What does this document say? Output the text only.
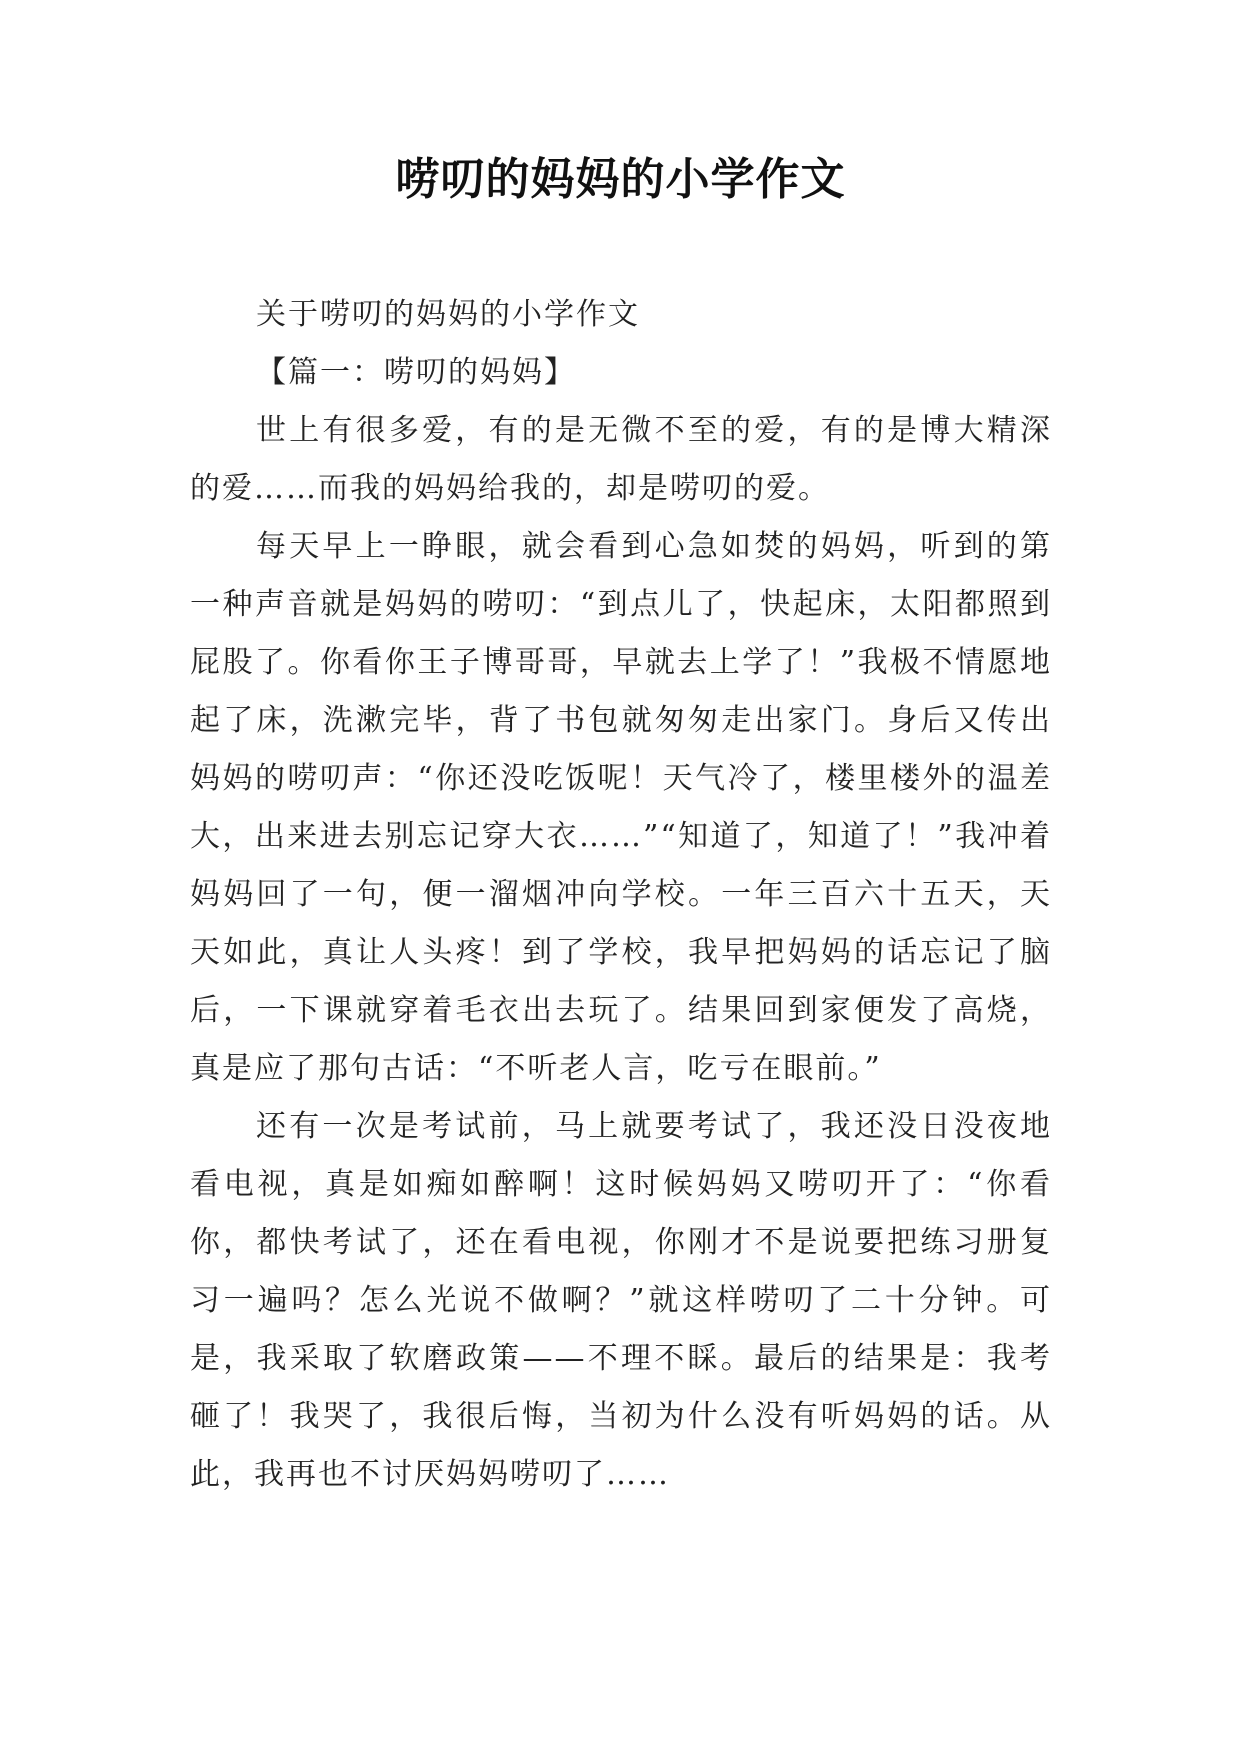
唠叨的妈妈的小学作文

关于唠叨的妈妈的小学作文

【篇一：唠叨的妈妈】

世上有很多爱，有的是无微不至的爱，有的是博大精深的爱……而我的妈妈给我的，却是唠叨的爱。

每天早上一睁眼，就会看到心急如焚的妈妈，听到的第一种声音就是妈妈的唠叨：“到点儿了，快起床，太阳都照到屁股了。你看你王子博哥哥，早就去上学了！”我极不情愿地起了床，洗漱完毕，背了书包就匆匆走出家门。身后又传出妈妈的唠叨声：“你还没吃饭呢！天气冷了，楼里楼外的温差大，出来进去别忘记穿大衣……”“知道了，知道了！”我冲着妈妈回了一句，便一溜烟冲向学校。一年三百六十五天，天天如此，真让人头疼！到了学校，我早把妈妈的话忘记了脑后，一下课就穿着毛衣出去玩了。结果回到家便发了高烧，真是应了那句古话：“不听老人言，吃亏在眼前。”

还有一次是考试前，马上就要考试了，我还没日没夜地看电视，真是如痴如醉啊！这时候妈妈又唠叨开了：“你看你，都快考试了，还在看电视，你刚才不是说要把练习册复习一遍吗？怎么光说不做啊？”就这样唠叨了二十分钟。可是，我采取了软磨政策——不理不睬。最后的结果是：我考砸了！我哭了，我很后悔，当初为什么没有听妈妈的话。从此，我再也不讨厌妈妈唠叨了……
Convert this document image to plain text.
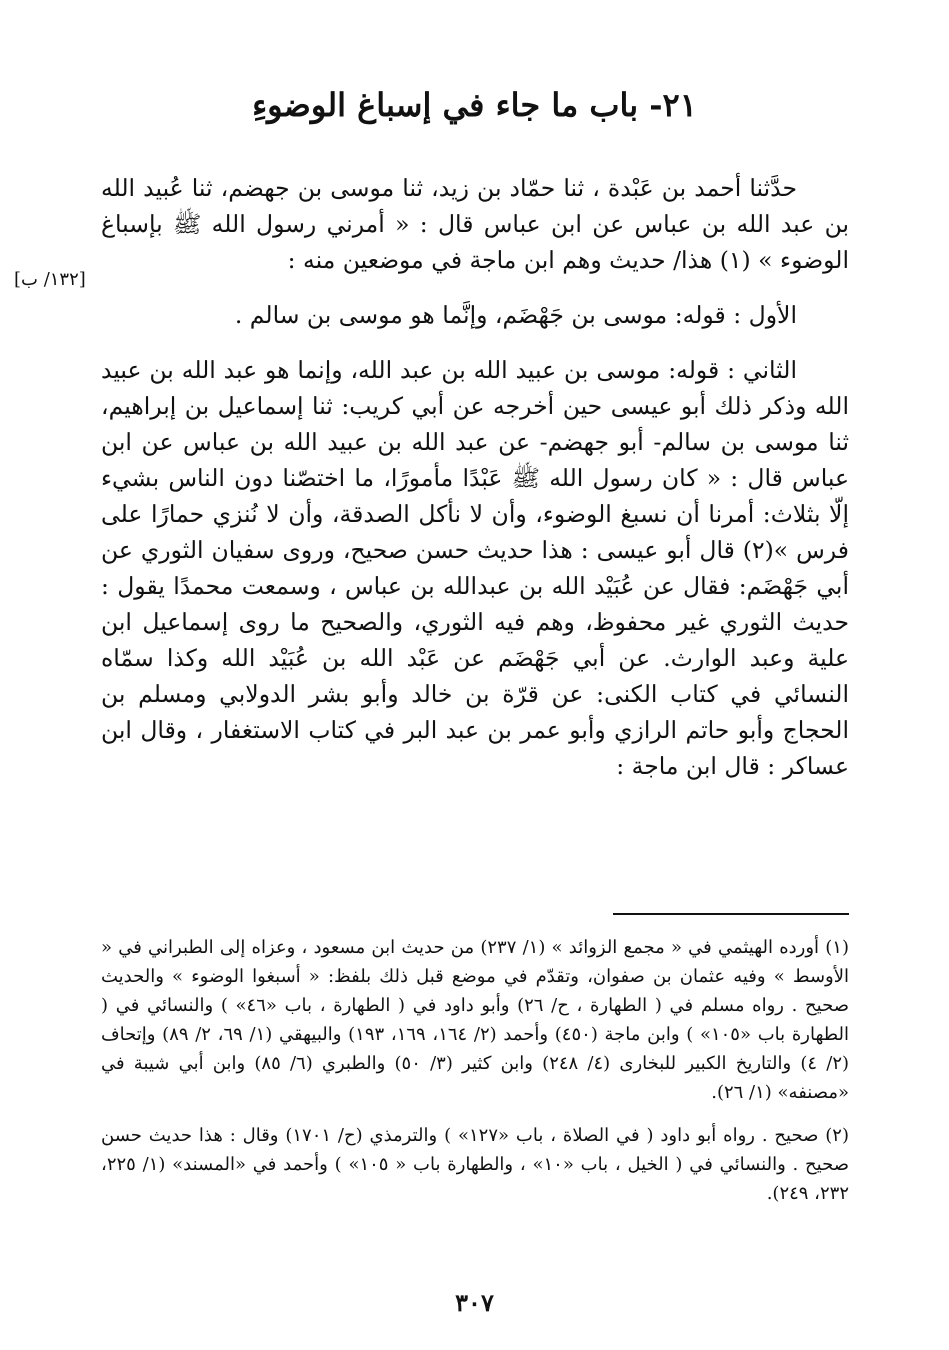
٢١- باب ما جاء في إسباغ الوضوءِ
[١٣٢/ ب]

حدَّثنا أحمد بن عَبْدة ، ثنا حمّاد بن زيد، ثنا موسى بن جهضم، ثنا عُبيد الله بن عبد الله بن عباس عن ابن عباس قال : « أمرني رسول الله ﷺ بإسباغ الوضوء » (١) هذا/ حديث وهم ابن ماجة في موضعين منه :

الأول : قوله: موسى بن جَهْضَم، وإنَّما هو موسى بن سالم .

الثاني : قوله: موسى بن عبيد الله بن عبد الله، وإنما هو عبد الله بن عبيد الله وذكر ذلك أبو عيسى حين أخرجه عن أبي كريب: ثنا إسماعيل بن إبراهيم، ثنا موسى بن سالم- أبو جهضم- عن عبد الله بن عبيد الله بن عباس عن ابن عباس قال : « كان رسول الله ﷺ عَبْدًا مأمورًا، ما اختصّنا دون الناس بشيء إلّا بثلاث: أمرنا أن نسبغ الوضوء، وأن لا نأكل الصدقة، وأن لا نُنزي حمارًا على فرس »(٢) قال أبو عيسى : هذا حديث حسن صحيح، وروى سفيان الثوري عن أبي جَهْضَم: فقال عن عُبَيْد الله بن عبدالله بن عباس ، وسمعت محمدًا يقول : حديث الثوري غير محفوظ، وهم فيه الثوري، والصحيح ما روى إسماعيل ابن علية وعبد الوارث. عن أبي جَهْضَم عن عَبْد الله بن عُبَيْد الله وكذا سمّاه النسائي في كتاب الكنى: عن قرّة بن خالد وأبو بشر الدولابي ومسلم بن الحجاج وأبو حاتم الرازي وأبو عمر بن عبد البر في كتاب الاستغفار ، وقال ابن عساكر : قال ابن ماجة :

(١) أورده الهيثمي في « مجمع الزوائد » (١/ ٢٣٧) من حديث ابن مسعود ، وعزاه إلى الطبراني في « الأوسط » وفيه عثمان بن صفوان، وتقدّم في موضع قبل ذلك بلفظ: « أسبغوا الوضوء » والحديث صحيح . رواه مسلم في ( الطهارة ، ح/ ٢٦) وأبو داود في ( الطهارة ، باب «٤٦» ) والنسائي في ( الطهارة باب «١٠٥» ) وابن ماجة (٤٥٠) وأحمد (٢/ ١٦٤، ١٦٩، ١٩٣) والبيهقي (١/ ٦٩، ٢/ ٨٩) وإتحاف (٢/ ٤) والتاريخ الكبير للبخارى (٤/ ٢٤٨) وابن كثير (٣/ ٥٠) والطبري (٦/ ٨٥) وابن أبي شيبة في «مصنفه» (١/ ٢٦).

(٢) صحيح . رواه أبو داود ( في الصلاة ، باب «١٢٧» ) والترمذي (ح/ ١٧٠١) وقال : هذا حديث حسن صحيح . والنسائي في ( الخيل ، باب «١٠» ، والطهارة باب « ١٠٥» ) وأحمد في «المسند» (١/ ٢٢٥، ٢٣٢، ٢٤٩).

٣٠٧
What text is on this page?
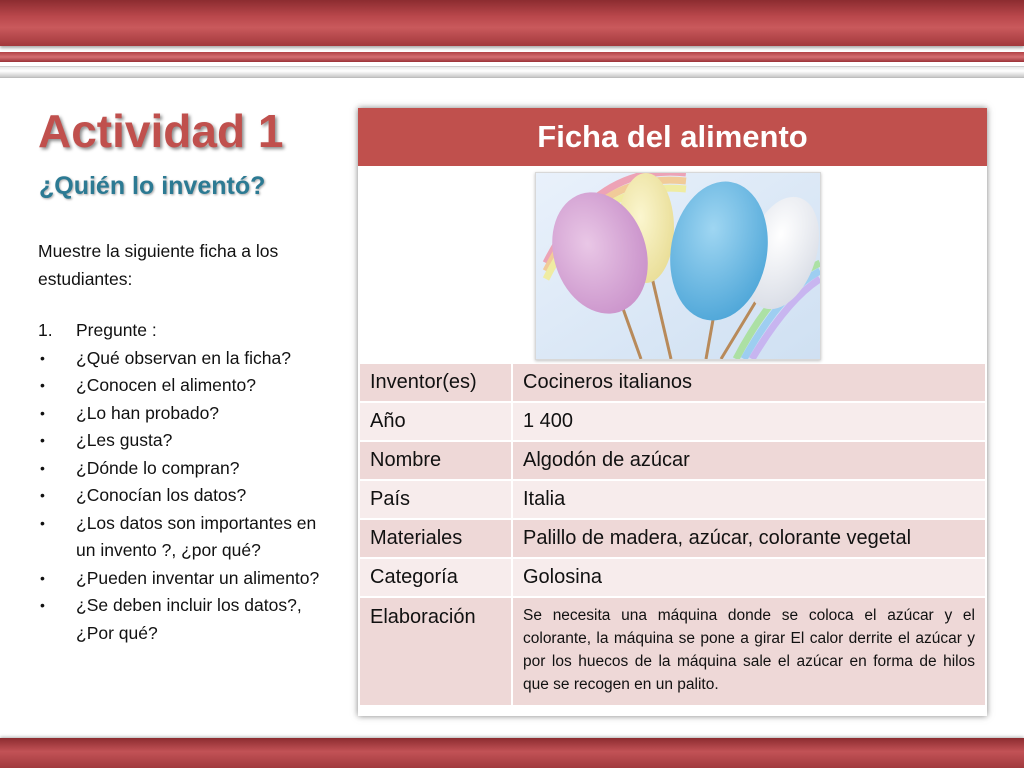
Actividad 1
¿Quién lo inventó?
Muestre la siguiente ficha a los estudiantes:
1. Pregunte :
• ¿Qué observan en la ficha?
• ¿Conocen el alimento?
• ¿Lo han probado?
• ¿Les gusta?
• ¿Dónde lo compran?
• ¿Conocían los datos?
• ¿Los datos son importantes en un invento ?, ¿por qué?
• ¿Pueden inventar un alimento?
• ¿Se deben incluir los datos?, ¿Por qué?
Ficha del alimento
Inventor(es)	Cocineros italianos
Año	1 400
Nombre	Algodón de azúcar
País	Italia
Materiales	Palillo de madera, azúcar, colorante vegetal
Categoría	Golosina
Elaboración	Se necesita una máquina donde se coloca el azúcar y el colorante, la máquina se pone a girar El calor derrite el azúcar y por los huecos de la máquina sale el azúcar en forma de hilos que se recogen en un palito.
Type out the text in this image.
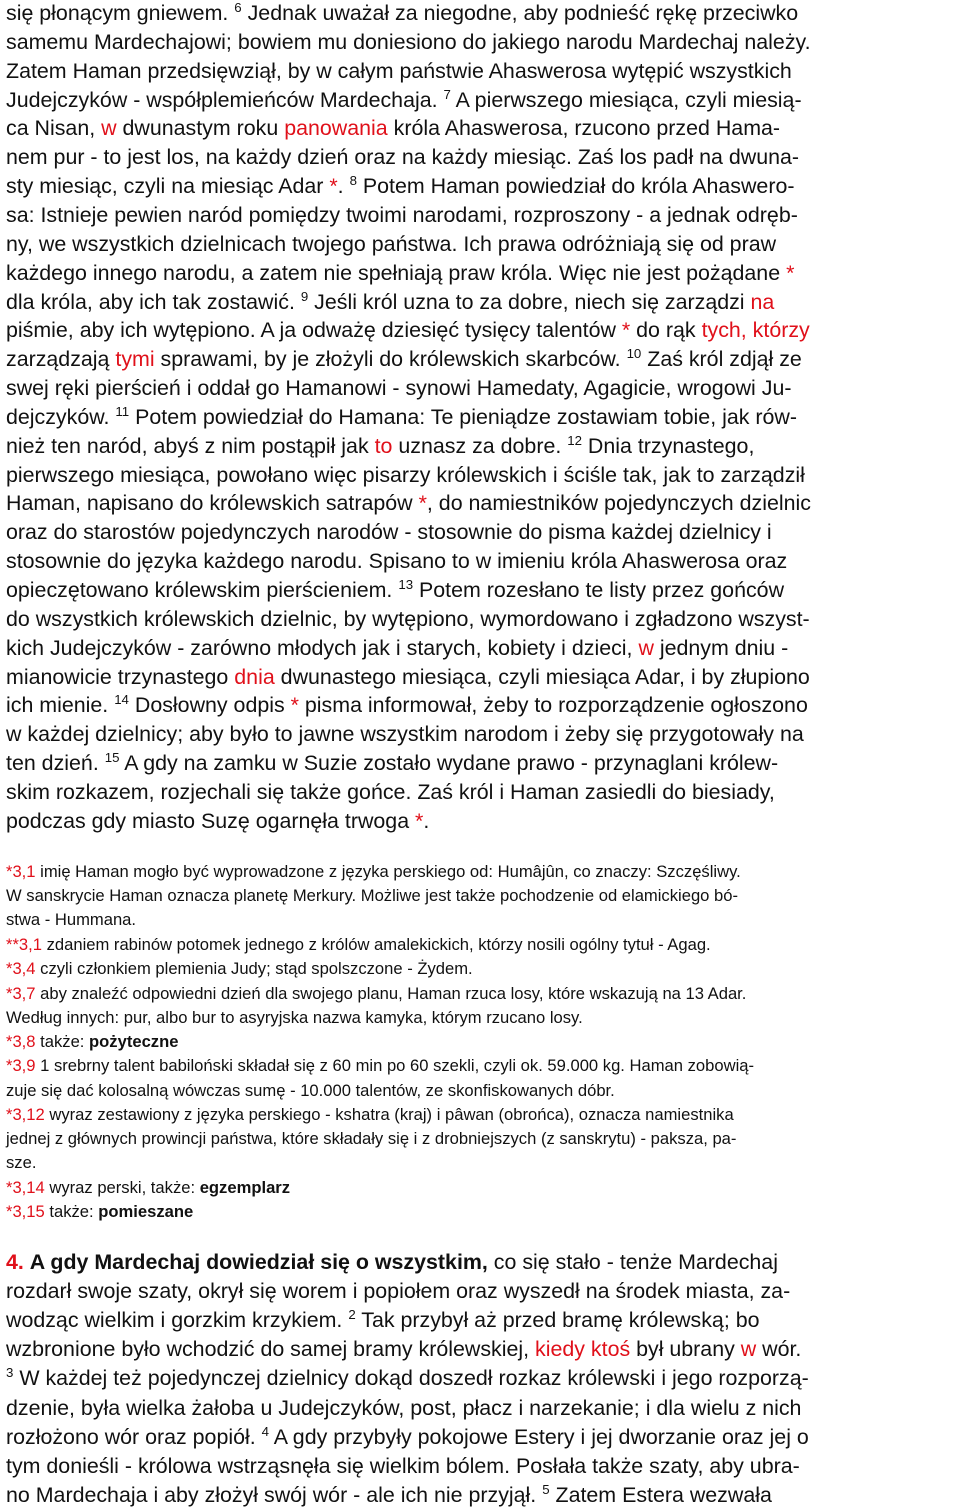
się płonącym gniewem. $^6$ Jednak uważał za niegodne, aby podnieść rękę przeciwko
samemu Mardechajowi; bowiem mu doniesiono do jakiego narodu Mardechaj należy.
Zatem Haman przedsięwziął, by w całym państwie Ahaswerosa wytępić wszystkich
Judejczyków - współplemieńców Mardechaja. $^7$ A pierwszego miesiąca, czyli miesią-
ca Nisan, w dwunastym roku panowania króla Ahaswerosa, rzucono przed Hama-
nem pur - to jest los, na każdy dzień oraz na każdy miesiąc. Zaś los padł na dwuna-
sty miesiąc, czyli na miesiąc Adar *. $^8$ Potem Haman powiedział do króla Ahaswero-
sa: Istnieje pewien naród pomiędzy twoimi narodami, rozproszony - a jednak odręb-
ny, we wszystkich dzielnicach twojego państwa. Ich prawa odróżniają się od praw
każdego innego narodu, a zatem nie spełniają praw króla. Więc nie jest pożądane *
dla króla, aby ich tak zostawić. $^9$ Jeśli król uzna to za dobre, niech się zarządzi na
piśmie, aby ich wytępiono. A ja odważę dziesięć tysięcy talentów * do rąk tych, którzy
zarządzają tymi sprawami, by je złożyli do królewskich skarbców. $^{10}$ Zaś król zdjął ze
swej ręki pierścień i oddał go Hamanowi - synowi Hamedaty, Agagicie, wrogowi Ju-
dejczyków. $^{11}$ Potem powiedział do Hamana: Te pieniądze zostawiam tobie, jak rów-
nież ten naród, abyś z nim postąpił jak to uznasz za dobre. $^{12}$ Dnia trzynastego,
pierwszego miesiąca, powołano więc pisarzy królewskich i ściśle tak, jak to zarządził
Haman, napisano do królewskich satrapów *, do namiestników pojedynczych dzielnic
oraz do starostów pojedynczych narodów - stosownie do pisma każdej dzielnicy i
stosownie do języka każdego narodu. Spisano to w imieniu króla Ahaswerosa oraz
opieczętowano królewskim pierścieniem. $^{13}$ Potem rozesłano te listy przez gońców
do wszystkich królewskich dzielnic, by wytępiono, wymordowano i zgładzono wszyst-
kich Judejczyków - zarówno młodych jak i starych, kobiety i dzieci, w jednym dniu -
mianowicie trzynastego dnia dwunastego miesiąca, czyli miesiąca Adar, i by złupiono
ich mienie. $^{14}$ Dosłowny odpis * pisma informował, żeby to rozporządzenie ogłoszono
w każdej dzielnicy; aby było to jawne wszystkim narodom i żeby się przygotowały na
ten dzień. $^{15}$ A gdy na zamku w Suzie zostało wydane prawo - przynaglani królew-
skim rozkazem, rozjechali się także gońce. Zaś król i Haman zasiedli do biesiady,
podczas gdy miasto Suzę ogarnęła trwoga *.
*3,1 imię Haman mogło być wyprowadzone z języka perskiego od: Humâjûn, co znaczy: Szczęśliwy.
W sanskrycie Haman oznacza planetę Merkury. Możliwe jest także pochodzenie od elamickiego bó-
stwa - Hummana.
**3,1 zdaniem rabinów potomek jednego z królów amalekickich, którzy nosili ogólny tytuł - Agag.
*3,4 czyli członkiem plemienia Judy; stąd spolszczone - Żydem.
*3,7 aby znaleźć odpowiedni dzień dla swojego planu, Haman rzuca losy, które wskazują na 13 Adar.
Według innych: pur, albo bur to asyryjska nazwa kamyka, którym rzucano losy.
*3,8 także: pożyteczne
*3,9 1 srebrny talent babiloński składał się z 60 min po 60 szekli, czyli ok. 59.000 kg. Haman zobowią-
zuje się dać kolosalną wówczas sumę - 10.000 talentów, ze skonfiskowanych dóbr.
*3,12 wyraz zestawiony z języka perskiego - kshatra (kraj) i pâwan (obrońca), oznacza namiestnika
jednej z głównych prowincji państwa, które składały się i z drobniejszych (z sanskrytu) - paksza, pa-
sze.
*3,14 wyraz perski, także: egzemplarz
*3,15 także: pomieszane
4. A gdy Mardechaj dowiedział się o wszystkim, co się stało - tenże Mardechaj
rozdarł swoje szaty, okrył się worem i popiołem oraz wyszedł na środek miasta, za-
wodząc wielkim i gorzkim krzykiem. $^2$ Tak przybył aż przed bramę królewską; bo
wzbronione było wchodzić do samej bramy królewskiej, kiedy ktoś był ubrany w wór.
$^3$ W każdej też pojedynczej dzielnicy dokąd doszedł rozkaz królewski i jego rozporzą-
dzenie, była wielka żałoba u Judejczyków, post, płacz i narzekanie; i dla wielu z nich
rozłożono wór oraz popiół. $^4$ A gdy przybyły pokojowe Estery i jej dworzanie oraz jej o
tym donieśli - królowa wstrząsnęła się wielkim bólem. Posłała także szaty, aby ubra-
no Mardechaja i aby złożył swój wór - ale ich nie przyjął. $^5$ Zatem Estera wezwała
====================
* [YOUR OBJECTIVE]
Pull out each line containing the word "dobre" and copy it.

* [TASK RESULT]
dla króla, aby ich tak zostawić. $^9$ Jeśli król uzna to za dobre, niech się zarządzi na
nież ten naród, abyś z nim postąpił jak to uznasz za dobre. $^{12}$ Dnia trzynastego,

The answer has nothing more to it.